**Stated goal:**
In the listing that follows, count the lines holding the word "Ingrese" and report only that number.

+++++

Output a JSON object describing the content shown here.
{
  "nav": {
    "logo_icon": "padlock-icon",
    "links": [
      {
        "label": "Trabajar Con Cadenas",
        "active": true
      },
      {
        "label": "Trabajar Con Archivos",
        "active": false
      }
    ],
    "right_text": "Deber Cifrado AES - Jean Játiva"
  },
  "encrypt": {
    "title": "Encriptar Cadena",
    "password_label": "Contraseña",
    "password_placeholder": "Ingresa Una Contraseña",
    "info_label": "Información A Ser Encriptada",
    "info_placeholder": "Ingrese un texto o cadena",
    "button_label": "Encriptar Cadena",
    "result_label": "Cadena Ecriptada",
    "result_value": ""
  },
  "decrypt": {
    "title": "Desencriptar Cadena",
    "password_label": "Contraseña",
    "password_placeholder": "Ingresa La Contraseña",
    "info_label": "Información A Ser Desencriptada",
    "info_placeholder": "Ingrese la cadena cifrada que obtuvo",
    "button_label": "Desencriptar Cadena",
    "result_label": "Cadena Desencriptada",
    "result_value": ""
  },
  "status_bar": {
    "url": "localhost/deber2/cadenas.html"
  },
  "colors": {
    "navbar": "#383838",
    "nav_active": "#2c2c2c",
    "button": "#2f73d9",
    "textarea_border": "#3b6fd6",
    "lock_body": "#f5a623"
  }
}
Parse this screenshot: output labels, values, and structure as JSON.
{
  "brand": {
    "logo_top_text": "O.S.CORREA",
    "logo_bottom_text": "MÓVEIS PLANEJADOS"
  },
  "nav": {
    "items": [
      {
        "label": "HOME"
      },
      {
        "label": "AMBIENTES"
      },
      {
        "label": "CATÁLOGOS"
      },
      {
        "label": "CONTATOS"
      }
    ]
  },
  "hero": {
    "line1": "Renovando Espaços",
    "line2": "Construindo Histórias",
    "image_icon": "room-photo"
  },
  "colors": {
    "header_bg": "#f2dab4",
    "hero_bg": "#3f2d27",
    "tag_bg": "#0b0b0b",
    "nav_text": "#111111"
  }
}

+++++

**Reply:**
2